AIM OF THE TASK:
Below is a block of records; reproduce all of them exactly and leave out any pictures.
** begin THE DATA **
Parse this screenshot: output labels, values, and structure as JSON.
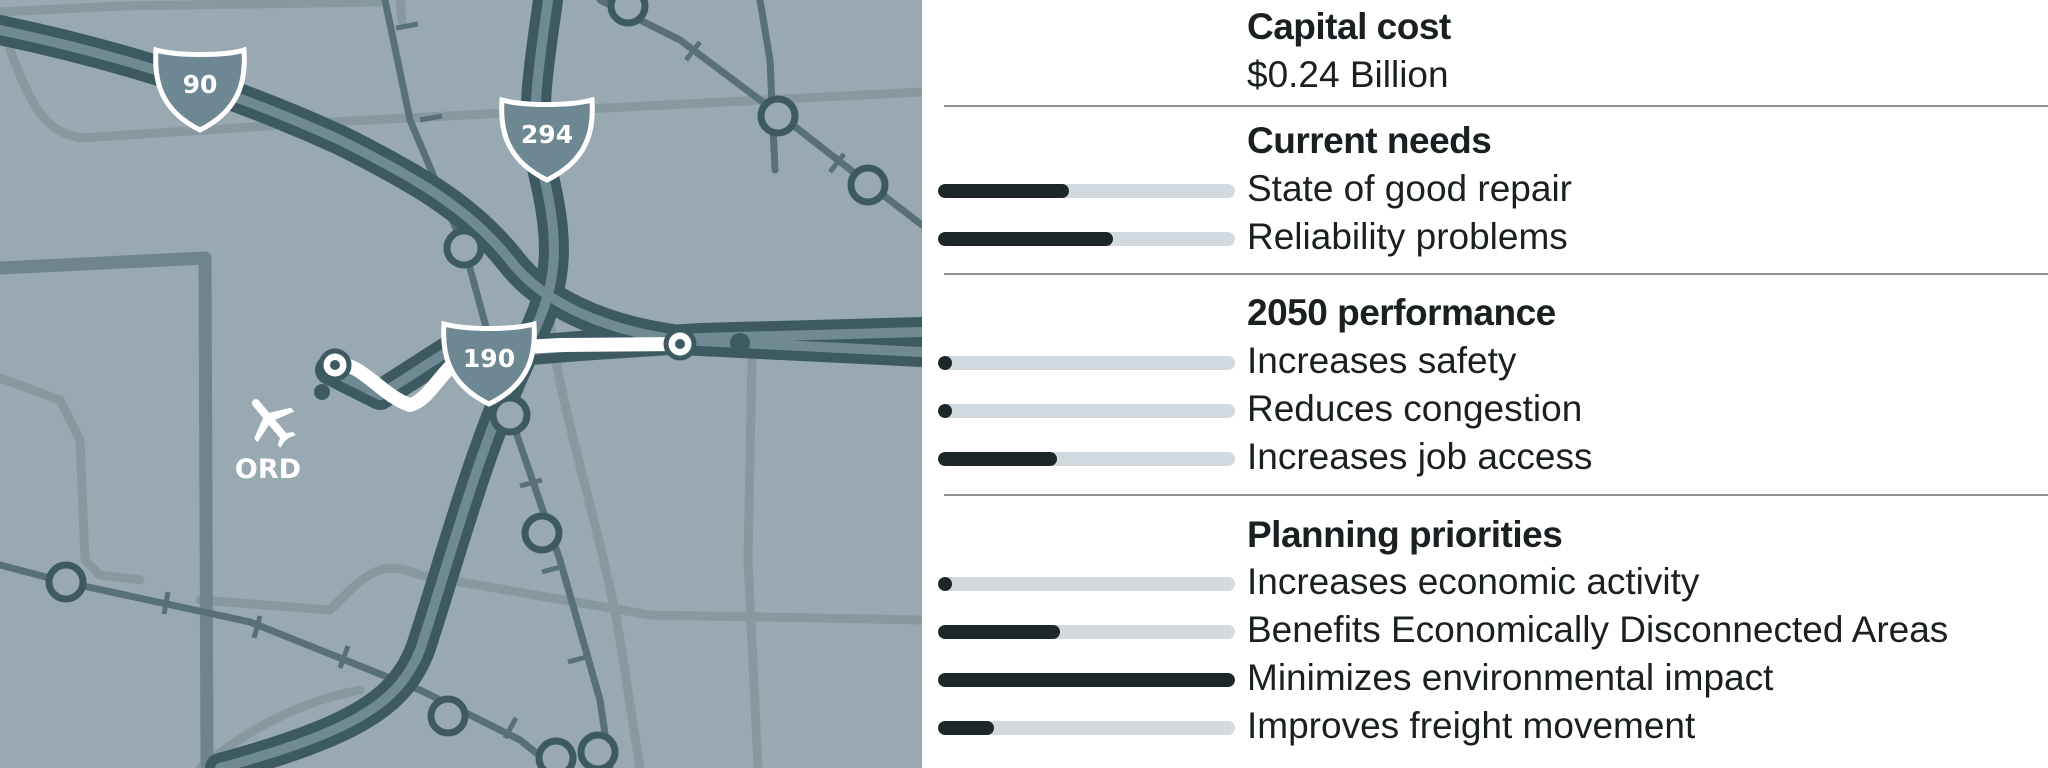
{
  "map": {
    "shields": [
      {
        "number": "90"
      },
      {
        "number": "294"
      },
      {
        "number": "190"
      }
    ],
    "airport": {
      "code": "ORD",
      "icon": "airplane-icon"
    },
    "colors": {
      "background": "#98a9b1",
      "minor_road": "#87999f",
      "rail": "#587079",
      "highway": "#3d5a63",
      "highway_fill": "#6f8a93",
      "project_route": "#ffffff"
    }
  },
  "scorecard": {
    "capital_cost": {
      "title": "Capital cost",
      "value": "$0.24 Billion"
    },
    "sections": [
      {
        "title": "Current needs",
        "metrics": [
          {
            "label": "State of good repair",
            "score": 0.44
          },
          {
            "label": "Reliability problems",
            "score": 0.59
          }
        ]
      },
      {
        "title": "2050 performance",
        "metrics": [
          {
            "label": "Increases safety",
            "score": 0.03
          },
          {
            "label": "Reduces congestion",
            "score": 0.03
          },
          {
            "label": "Increases job access",
            "score": 0.4
          }
        ]
      },
      {
        "title": "Planning priorities",
        "metrics": [
          {
            "label": "Increases economic activity",
            "score": 0.03
          },
          {
            "label": "Benefits Economically Disconnected Areas",
            "score": 0.41
          },
          {
            "label": "Minimizes environmental impact",
            "score": 1.0
          },
          {
            "label": "Improves freight movement",
            "score": 0.19
          }
        ]
      }
    ],
    "colors": {
      "bar_fill": "#1d2628",
      "bar_track": "#d2dadf",
      "divider": "#8d9396"
    }
  }
}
** end THE DATA **
TASK OUTPUT:
Parse this screenshot: output labels, values, and structure as JSON.
{
  "map": {
    "shields": [
      {
        "number": "90"
      },
      {
        "number": "294"
      },
      {
        "number": "190"
      }
    ],
    "airport": {
      "code": "ORD",
      "icon": "airplane-icon"
    },
    "colors": {
      "background": "#98a9b1",
      "minor_road": "#87999f",
      "rail": "#587079",
      "highway": "#3d5a63",
      "highway_fill": "#6f8a93",
      "project_route": "#ffffff"
    }
  },
  "scorecard": {
    "capital_cost": {
      "title": "Capital cost",
      "value": "$0.24 Billion"
    },
    "sections": [
      {
        "title": "Current needs",
        "metrics": [
          {
            "label": "State of good repair",
            "score": 0.44
          },
          {
            "label": "Reliability problems",
            "score": 0.59
          }
        ]
      },
      {
        "title": "2050 performance",
        "metrics": [
          {
            "label": "Increases safety",
            "score": 0.03
          },
          {
            "label": "Reduces congestion",
            "score": 0.03
          },
          {
            "label": "Increases job access",
            "score": 0.4
          }
        ]
      },
      {
        "title": "Planning priorities",
        "metrics": [
          {
            "label": "Increases economic activity",
            "score": 0.03
          },
          {
            "label": "Benefits Economically Disconnected Areas",
            "score": 0.41
          },
          {
            "label": "Minimizes environmental impact",
            "score": 1.0
          },
          {
            "label": "Improves freight movement",
            "score": 0.19
          }
        ]
      }
    ],
    "colors": {
      "bar_fill": "#1d2628",
      "bar_track": "#d2dadf",
      "divider": "#8d9396"
    }
  }
}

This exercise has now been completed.